**Dataset records:**
•••••

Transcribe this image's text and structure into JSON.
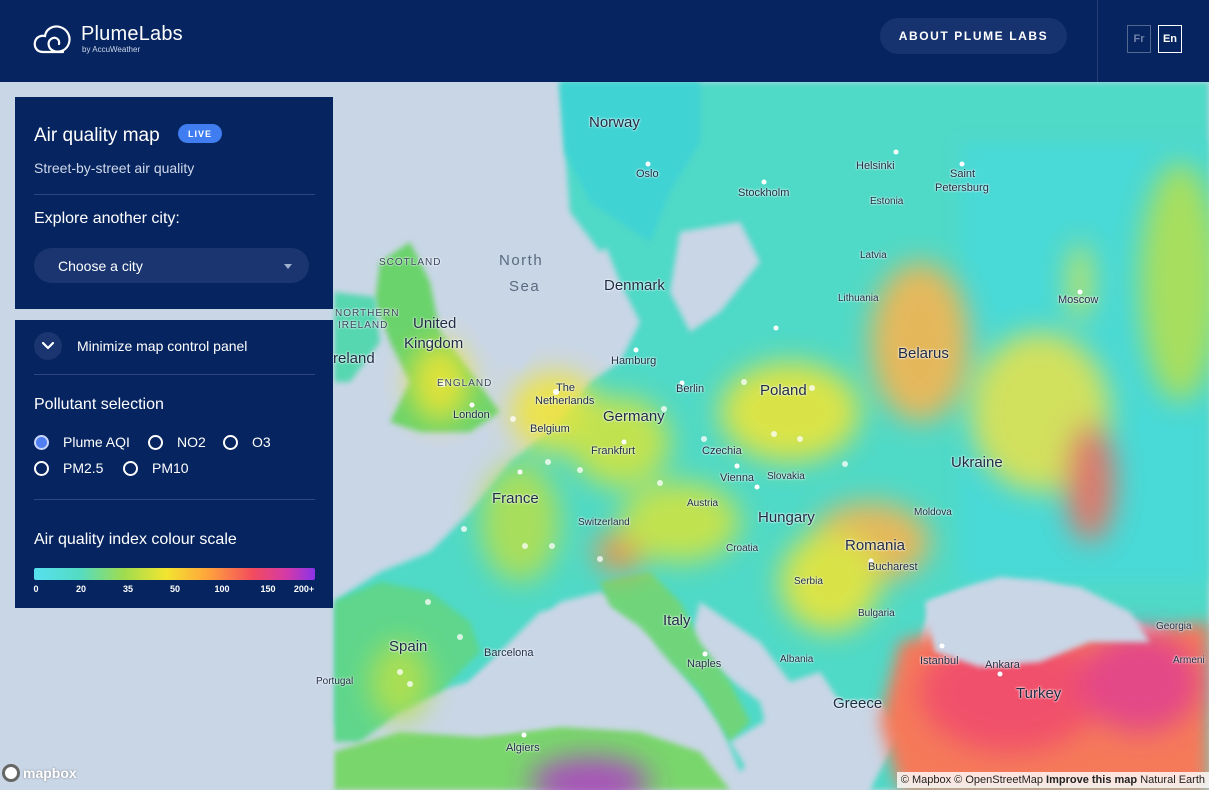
{
  "header": {
    "brand": "PlumeLabs",
    "brand_sub": "by AccuWeather",
    "about_button": "ABOUT PLUME LABS",
    "lang_fr": "Fr",
    "lang_en": "En",
    "active_language": "En"
  },
  "panel": {
    "title": "Air quality map",
    "live_badge": "LIVE",
    "subtitle": "Street-by-street air quality",
    "explore_label": "Explore another city:",
    "city_select_value": "Choose a city",
    "minimize_label": "Minimize map control panel",
    "pollutant_heading": "Pollutant selection",
    "pollutants": [
      {
        "label": "Plume AQI",
        "selected": true
      },
      {
        "label": "NO2",
        "selected": false
      },
      {
        "label": "O3",
        "selected": false
      },
      {
        "label": "PM2.5",
        "selected": false
      },
      {
        "label": "PM10",
        "selected": false
      }
    ],
    "scale_heading": "Air quality index colour scale",
    "scale_ticks": [
      "0",
      "20",
      "35",
      "50",
      "100",
      "150",
      "200+"
    ],
    "scale_colors": [
      "#56e0ef",
      "#53dcc4",
      "#9fdc4e",
      "#f2e530",
      "#ffa33c",
      "#f24b5e",
      "#d43aa8",
      "#8a33e8"
    ]
  },
  "map": {
    "labels": {
      "norway": "Norway",
      "oslo": "Oslo",
      "stockholm": "Stockholm",
      "helsinki": "Helsinki",
      "saint_petersburg_1": "Saint",
      "saint_petersburg_2": "Petersburg",
      "estonia": "Estonia",
      "latvia": "Latvia",
      "lithuania": "Lithuania",
      "moscow": "Moscow",
      "north_sea_1": "North",
      "north_sea_2": "Sea",
      "denmark": "Denmark",
      "scotland": "SCOTLAND",
      "northern_ireland_1": "NORTHERN",
      "northern_ireland_2": "IRELAND",
      "ireland": "reland",
      "uk_1": "United",
      "uk_2": "Kingdom",
      "england": "ENGLAND",
      "london": "London",
      "hamburg": "Hamburg",
      "berlin": "Berlin",
      "netherlands_1": "The",
      "netherlands_2": "Netherlands",
      "belgium": "Belgium",
      "germany": "Germany",
      "poland": "Poland",
      "belarus": "Belarus",
      "frankfurt": "Frankfurt",
      "czechia": "Czechia",
      "ukraine": "Ukraine",
      "vienna": "Vienna",
      "slovakia": "Slovakia",
      "france": "France",
      "austria": "Austria",
      "switzerland": "Switzerland",
      "hungary": "Hungary",
      "moldova": "Moldova",
      "romania": "Romania",
      "croatia": "Croatia",
      "bucharest": "Bucharest",
      "serbia": "Serbia",
      "bulgaria": "Bulgaria",
      "italy": "Italy",
      "spain": "Spain",
      "barcelona": "Barcelona",
      "portugal": "Portugal",
      "naples": "Naples",
      "albania": "Albania",
      "istanbul": "Istanbul",
      "ankara": "Ankara",
      "turkey": "Turkey",
      "georgia": "Georgia",
      "armenia": "Armeni",
      "greece": "Greece",
      "algiers": "Algiers"
    },
    "mapbox_logo": "mapbox",
    "attribution_1": "© Mapbox © OpenStreetMap",
    "attribution_2": "Improve this map",
    "attribution_3": "Natural Earth"
  }
}
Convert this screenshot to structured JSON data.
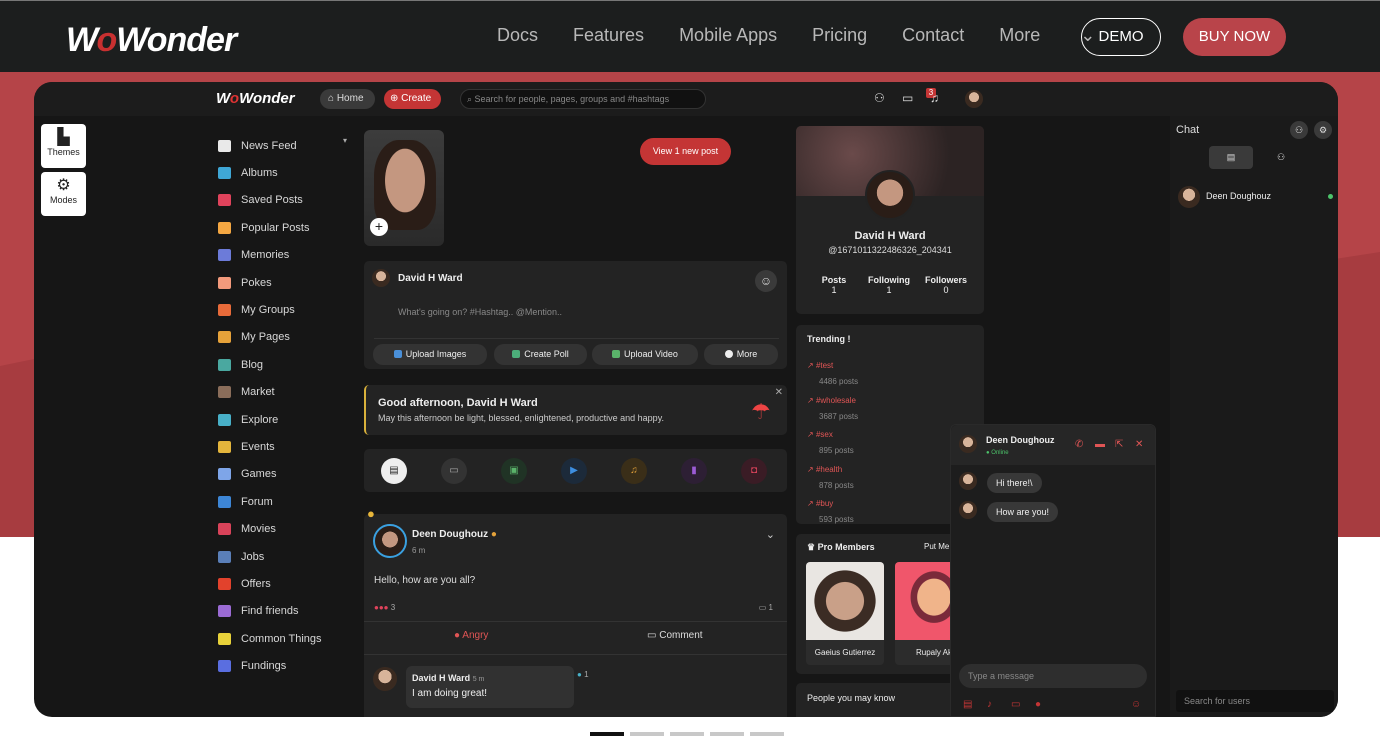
{
  "site": {
    "logo": "WoWonder",
    "nav": [
      "Docs",
      "Features",
      "Mobile Apps",
      "Pricing",
      "Contact",
      "More"
    ],
    "demo": "DEMO",
    "buy": "BUY NOW"
  },
  "app": {
    "logo": "WoWonder",
    "home": "Home",
    "create": "Create",
    "search_placeholder": "Search for people, pages, groups and #hashtags",
    "notif_count": "3",
    "tools": [
      {
        "label": "Themes"
      },
      {
        "label": "Modes"
      }
    ],
    "menu": [
      {
        "label": "News Feed",
        "color": "#e9e9e9"
      },
      {
        "label": "Albums",
        "color": "#3fa7d6"
      },
      {
        "label": "Saved Posts",
        "color": "#e0435c"
      },
      {
        "label": "Popular Posts",
        "color": "#f4a742"
      },
      {
        "label": "Memories",
        "color": "#6c7bd9"
      },
      {
        "label": "Pokes",
        "color": "#f39a7c"
      },
      {
        "label": "My Groups",
        "color": "#e86b3a"
      },
      {
        "label": "My Pages",
        "color": "#e6a23a"
      },
      {
        "label": "Blog",
        "color": "#4aa8a0"
      },
      {
        "label": "Market",
        "color": "#8a6d5a"
      },
      {
        "label": "Explore",
        "color": "#48b0c8"
      },
      {
        "label": "Events",
        "color": "#e4b53c"
      },
      {
        "label": "Games",
        "color": "#7ea5e8"
      },
      {
        "label": "Forum",
        "color": "#3d86d6"
      },
      {
        "label": "Movies",
        "color": "#d9435a"
      },
      {
        "label": "Jobs",
        "color": "#5a7fb8"
      },
      {
        "label": "Offers",
        "color": "#e2422c"
      },
      {
        "label": "Find friends",
        "color": "#9b6bd4"
      },
      {
        "label": "Common Things",
        "color": "#e8d23a"
      },
      {
        "label": "Fundings",
        "color": "#5a6ee0"
      }
    ],
    "new_post_btn": "View 1 new post",
    "composer": {
      "name": "David H Ward",
      "placeholder": "What's going on? #Hashtag.. @Mention..",
      "buttons": [
        "Upload Images",
        "Create Poll",
        "Upload Video",
        "More"
      ]
    },
    "greeting": {
      "title": "Good afternoon, David H Ward",
      "text": "May this afternoon be light, blessed, enlightened, productive and happy."
    },
    "post": {
      "author": "Deen Doughouz",
      "time": "6 m",
      "text": "Hello, how are you all?",
      "reaction_count": "3",
      "comment_count": "1",
      "angry_label": "Angry",
      "comment_label": "Comment",
      "comment": {
        "author": "David H Ward",
        "time": "5 m",
        "text": "I am doing great!",
        "likes": "1"
      }
    },
    "profile": {
      "name": "David H Ward",
      "handle": "@1671011322486326_204341",
      "stats": [
        {
          "label": "Posts",
          "value": "1"
        },
        {
          "label": "Following",
          "value": "1"
        },
        {
          "label": "Followers",
          "value": "0"
        }
      ]
    },
    "trending": {
      "title": "Trending !",
      "items": [
        {
          "tag": "#test",
          "count": "4486 posts"
        },
        {
          "tag": "#wholesale",
          "count": "3687 posts"
        },
        {
          "tag": "#sex",
          "count": "895 posts"
        },
        {
          "tag": "#health",
          "count": "878 posts"
        },
        {
          "tag": "#buy",
          "count": "593 posts"
        }
      ]
    },
    "pro_members": {
      "title": "Pro Members",
      "action": "Put Me",
      "members": [
        "Gaeius Gutierrez",
        "Rupaly Ak"
      ]
    },
    "people_you_may_know": "People you may know",
    "chat_window": {
      "name": "Deen Doughouz",
      "status": "Online",
      "messages": [
        "Hi there!\\",
        "How are you!"
      ],
      "input_placeholder": "Type a message"
    },
    "chat_sidebar": {
      "title": "Chat",
      "user": "Deen Doughouz",
      "search_placeholder": "Search for users"
    }
  }
}
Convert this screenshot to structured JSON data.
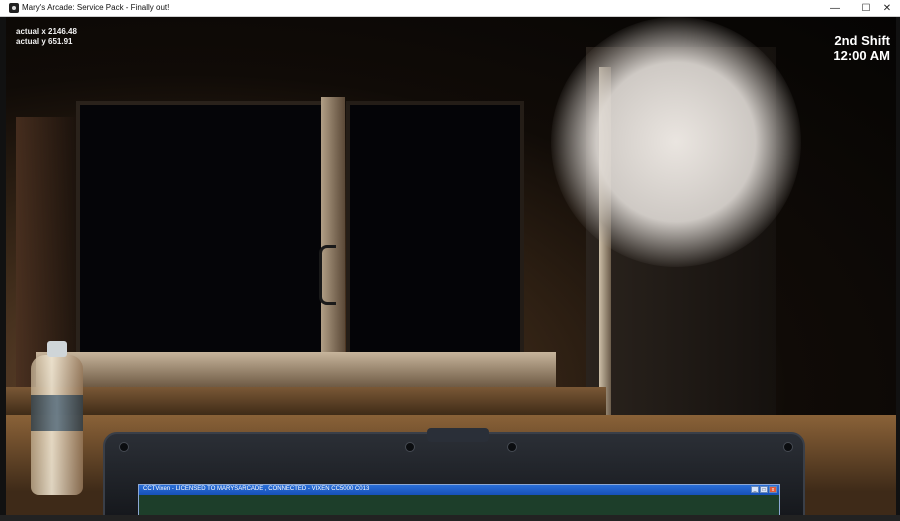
{
  "window": {
    "title": "Mary's Arcade: Service Pack - Finally out!",
    "buttons": {
      "minimize": "—",
      "maximize": "☐",
      "close": "✕"
    }
  },
  "hud": {
    "actual_x": "actual x 2146.48",
    "actual_y": "actual y 651.91",
    "shift": "2nd Shift",
    "time": "12:00 AM"
  },
  "cctv": {
    "title": "CCTVixen - LICENSED TO MARYSARCADE , CONNECTED - VIXEN CC5000 C013",
    "buttons": {
      "minimize": "_",
      "maximize": "□",
      "close": "x"
    }
  }
}
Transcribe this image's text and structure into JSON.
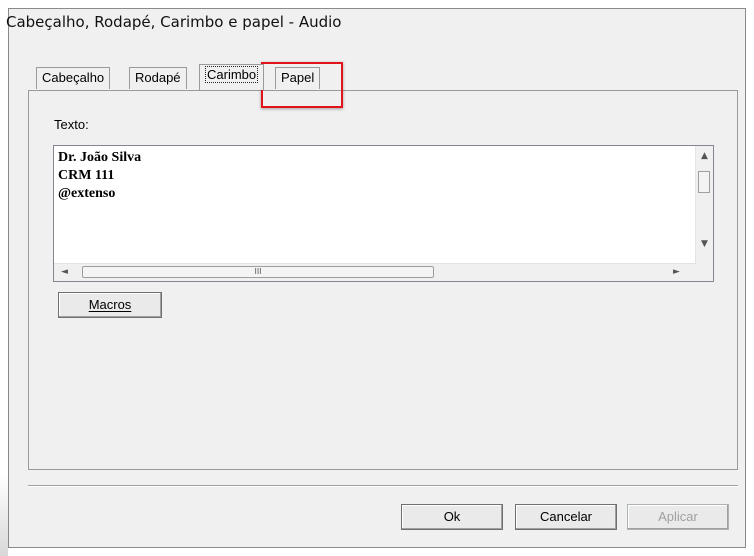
{
  "window": {
    "title": "Cabeçalho, Rodapé, Carimbo e papel - Audio"
  },
  "tabs": [
    {
      "label": "Cabeçalho",
      "active": false
    },
    {
      "label": "Rodapé",
      "active": false
    },
    {
      "label": "Carimbo",
      "active": true
    },
    {
      "label": "Papel",
      "active": false,
      "highlighted": true
    }
  ],
  "texto": {
    "label": "Texto:",
    "lines": [
      "Dr. João Silva",
      "CRM 111",
      "@extenso"
    ]
  },
  "buttons": {
    "macros": "Macros",
    "ok": "Ok",
    "cancelar": "Cancelar",
    "aplicar": "Aplicar"
  },
  "scrollbar": {
    "up_glyph": "▲",
    "down_glyph": "▼",
    "left_glyph": "◄",
    "right_glyph": "►",
    "thumb_grip": "III"
  },
  "colors": {
    "highlight": "#e2141b",
    "dialog_bg": "#f0f0f0"
  }
}
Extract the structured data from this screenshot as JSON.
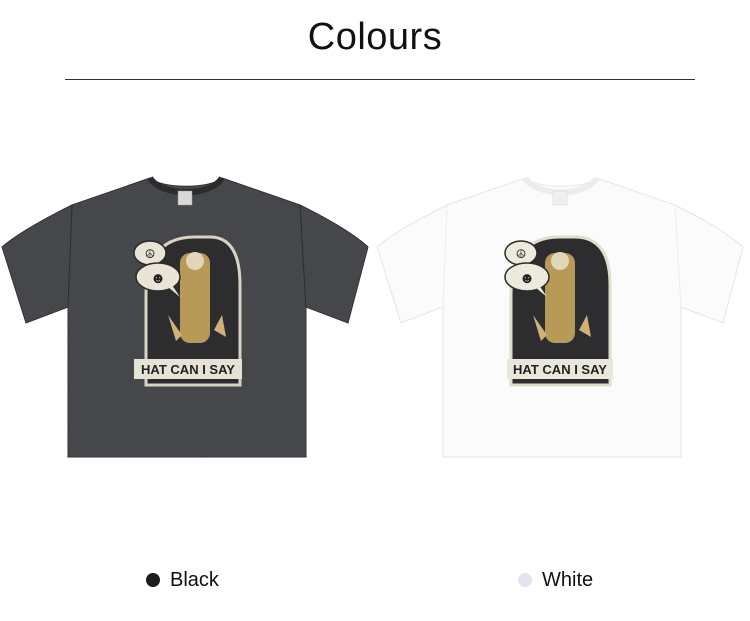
{
  "header": {
    "title": "Colours"
  },
  "products": [
    {
      "color_name": "Black",
      "swatch_color": "#1c1c1c",
      "shirt_color": "#3b3d40",
      "graphic_caption": "HAT CAN I SAY",
      "icon": "tshirt-icon"
    },
    {
      "color_name": "White",
      "swatch_color": "#e3e4f2",
      "shirt_color": "#fbfbfb",
      "graphic_caption": "HAT CAN I SAY",
      "icon": "tshirt-icon"
    }
  ]
}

•••••

**STATED PROBLEM:** Using the listing above, gather each line that holds the string "Ward" and copy it.

**THE RESPONSE:**
      "name": "David H Ward",
      "title": "Good afternoon, David H Ward",
        "author": "David H Ward",
      "name": "David H Ward",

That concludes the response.